- Data to use:

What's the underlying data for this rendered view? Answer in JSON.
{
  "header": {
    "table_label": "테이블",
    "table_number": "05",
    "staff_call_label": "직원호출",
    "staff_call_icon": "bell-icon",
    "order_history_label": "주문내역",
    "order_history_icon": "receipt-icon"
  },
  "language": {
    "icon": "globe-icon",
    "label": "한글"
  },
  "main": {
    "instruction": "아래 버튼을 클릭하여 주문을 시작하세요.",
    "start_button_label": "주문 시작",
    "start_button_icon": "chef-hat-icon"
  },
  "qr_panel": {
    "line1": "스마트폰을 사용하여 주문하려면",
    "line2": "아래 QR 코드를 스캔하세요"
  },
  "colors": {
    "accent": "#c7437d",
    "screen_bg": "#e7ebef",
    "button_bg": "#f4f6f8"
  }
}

- Task to complete: Output the full listing without altering anything.

- Exercise result:
What's the underlying data for this rendered view? Answer in JSON.
{
  "header": {
    "table_label": "테이블",
    "table_number": "05",
    "staff_call_label": "직원호출",
    "staff_call_icon": "bell-icon",
    "order_history_label": "주문내역",
    "order_history_icon": "receipt-icon"
  },
  "language": {
    "icon": "globe-icon",
    "label": "한글"
  },
  "main": {
    "instruction": "아래 버튼을 클릭하여 주문을 시작하세요.",
    "start_button_label": "주문 시작",
    "start_button_icon": "chef-hat-icon"
  },
  "qr_panel": {
    "line1": "스마트폰을 사용하여 주문하려면",
    "line2": "아래 QR 코드를 스캔하세요"
  },
  "colors": {
    "accent": "#c7437d",
    "screen_bg": "#e7ebef",
    "button_bg": "#f4f6f8"
  }
}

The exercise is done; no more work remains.